** RECORDS SUPPLIED follows **
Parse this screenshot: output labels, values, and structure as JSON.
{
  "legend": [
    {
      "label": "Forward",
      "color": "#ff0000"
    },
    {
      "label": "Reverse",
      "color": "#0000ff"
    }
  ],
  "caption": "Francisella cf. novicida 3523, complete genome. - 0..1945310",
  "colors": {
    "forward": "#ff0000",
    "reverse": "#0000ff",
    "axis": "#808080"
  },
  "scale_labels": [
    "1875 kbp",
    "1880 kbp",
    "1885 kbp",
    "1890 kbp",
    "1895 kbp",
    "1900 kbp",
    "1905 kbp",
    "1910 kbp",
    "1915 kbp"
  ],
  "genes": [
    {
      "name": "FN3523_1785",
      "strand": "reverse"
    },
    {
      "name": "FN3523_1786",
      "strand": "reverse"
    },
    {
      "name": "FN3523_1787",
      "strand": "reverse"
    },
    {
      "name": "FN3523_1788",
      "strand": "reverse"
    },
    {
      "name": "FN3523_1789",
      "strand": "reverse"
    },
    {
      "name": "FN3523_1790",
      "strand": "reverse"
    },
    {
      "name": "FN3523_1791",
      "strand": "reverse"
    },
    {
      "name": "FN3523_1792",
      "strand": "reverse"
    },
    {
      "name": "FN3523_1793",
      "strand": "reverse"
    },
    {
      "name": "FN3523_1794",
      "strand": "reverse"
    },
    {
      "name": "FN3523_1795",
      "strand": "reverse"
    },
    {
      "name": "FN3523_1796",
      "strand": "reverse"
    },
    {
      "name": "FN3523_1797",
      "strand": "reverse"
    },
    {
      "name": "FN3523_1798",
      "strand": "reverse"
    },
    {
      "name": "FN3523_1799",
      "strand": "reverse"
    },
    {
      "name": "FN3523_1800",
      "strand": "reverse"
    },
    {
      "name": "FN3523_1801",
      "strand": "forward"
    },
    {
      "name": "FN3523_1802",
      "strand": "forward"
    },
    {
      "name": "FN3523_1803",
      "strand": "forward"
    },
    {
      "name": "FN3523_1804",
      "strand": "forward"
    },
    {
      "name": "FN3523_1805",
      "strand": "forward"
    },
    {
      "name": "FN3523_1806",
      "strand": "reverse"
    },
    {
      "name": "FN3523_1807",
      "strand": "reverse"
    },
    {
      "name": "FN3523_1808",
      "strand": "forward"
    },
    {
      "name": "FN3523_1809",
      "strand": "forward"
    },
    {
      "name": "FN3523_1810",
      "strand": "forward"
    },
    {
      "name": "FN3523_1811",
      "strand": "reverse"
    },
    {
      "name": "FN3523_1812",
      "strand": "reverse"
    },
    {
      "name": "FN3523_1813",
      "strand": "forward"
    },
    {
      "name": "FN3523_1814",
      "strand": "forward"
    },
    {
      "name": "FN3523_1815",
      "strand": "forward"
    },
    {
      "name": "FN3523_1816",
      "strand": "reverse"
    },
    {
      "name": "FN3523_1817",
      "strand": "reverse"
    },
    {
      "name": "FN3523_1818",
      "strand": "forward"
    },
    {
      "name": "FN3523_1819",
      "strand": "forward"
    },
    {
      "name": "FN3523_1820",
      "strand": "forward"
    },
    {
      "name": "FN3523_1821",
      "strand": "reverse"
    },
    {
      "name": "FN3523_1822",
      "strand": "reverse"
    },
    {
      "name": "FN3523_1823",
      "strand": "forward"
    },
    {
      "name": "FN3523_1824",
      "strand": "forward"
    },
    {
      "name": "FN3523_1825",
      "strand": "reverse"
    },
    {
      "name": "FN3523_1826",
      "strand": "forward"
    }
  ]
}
** End of RECORDS SUPPLIED **
* _REQUIREMENT_: A full, exact repeat of the entries above is required.

* _SOLVED PROBLEM_:
Parse this screenshot: output labels, values, and structure as JSON.
{
  "legend": [
    {
      "label": "Forward",
      "color": "#ff0000"
    },
    {
      "label": "Reverse",
      "color": "#0000ff"
    }
  ],
  "caption": "Francisella cf. novicida 3523, complete genome. - 0..1945310",
  "colors": {
    "forward": "#ff0000",
    "reverse": "#0000ff",
    "axis": "#808080"
  },
  "scale_labels": [
    "1875 kbp",
    "1880 kbp",
    "1885 kbp",
    "1890 kbp",
    "1895 kbp",
    "1900 kbp",
    "1905 kbp",
    "1910 kbp",
    "1915 kbp"
  ],
  "genes": [
    {
      "name": "FN3523_1785",
      "strand": "reverse"
    },
    {
      "name": "FN3523_1786",
      "strand": "reverse"
    },
    {
      "name": "FN3523_1787",
      "strand": "reverse"
    },
    {
      "name": "FN3523_1788",
      "strand": "reverse"
    },
    {
      "name": "FN3523_1789",
      "strand": "reverse"
    },
    {
      "name": "FN3523_1790",
      "strand": "reverse"
    },
    {
      "name": "FN3523_1791",
      "strand": "reverse"
    },
    {
      "name": "FN3523_1792",
      "strand": "reverse"
    },
    {
      "name": "FN3523_1793",
      "strand": "reverse"
    },
    {
      "name": "FN3523_1794",
      "strand": "reverse"
    },
    {
      "name": "FN3523_1795",
      "strand": "reverse"
    },
    {
      "name": "FN3523_1796",
      "strand": "reverse"
    },
    {
      "name": "FN3523_1797",
      "strand": "reverse"
    },
    {
      "name": "FN3523_1798",
      "strand": "reverse"
    },
    {
      "name": "FN3523_1799",
      "strand": "reverse"
    },
    {
      "name": "FN3523_1800",
      "strand": "reverse"
    },
    {
      "name": "FN3523_1801",
      "strand": "forward"
    },
    {
      "name": "FN3523_1802",
      "strand": "forward"
    },
    {
      "name": "FN3523_1803",
      "strand": "forward"
    },
    {
      "name": "FN3523_1804",
      "strand": "forward"
    },
    {
      "name": "FN3523_1805",
      "strand": "forward"
    },
    {
      "name": "FN3523_1806",
      "strand": "reverse"
    },
    {
      "name": "FN3523_1807",
      "strand": "reverse"
    },
    {
      "name": "FN3523_1808",
      "strand": "forward"
    },
    {
      "name": "FN3523_1809",
      "strand": "forward"
    },
    {
      "name": "FN3523_1810",
      "strand": "forward"
    },
    {
      "name": "FN3523_1811",
      "strand": "reverse"
    },
    {
      "name": "FN3523_1812",
      "strand": "reverse"
    },
    {
      "name": "FN3523_1813",
      "strand": "forward"
    },
    {
      "name": "FN3523_1814",
      "strand": "forward"
    },
    {
      "name": "FN3523_1815",
      "strand": "forward"
    },
    {
      "name": "FN3523_1816",
      "strand": "reverse"
    },
    {
      "name": "FN3523_1817",
      "strand": "reverse"
    },
    {
      "name": "FN3523_1818",
      "strand": "forward"
    },
    {
      "name": "FN3523_1819",
      "strand": "forward"
    },
    {
      "name": "FN3523_1820",
      "strand": "forward"
    },
    {
      "name": "FN3523_1821",
      "strand": "reverse"
    },
    {
      "name": "FN3523_1822",
      "strand": "reverse"
    },
    {
      "name": "FN3523_1823",
      "strand": "forward"
    },
    {
      "name": "FN3523_1824",
      "strand": "forward"
    },
    {
      "name": "FN3523_1825",
      "strand": "reverse"
    },
    {
      "name": "FN3523_1826",
      "strand": "forward"
    }
  ]
}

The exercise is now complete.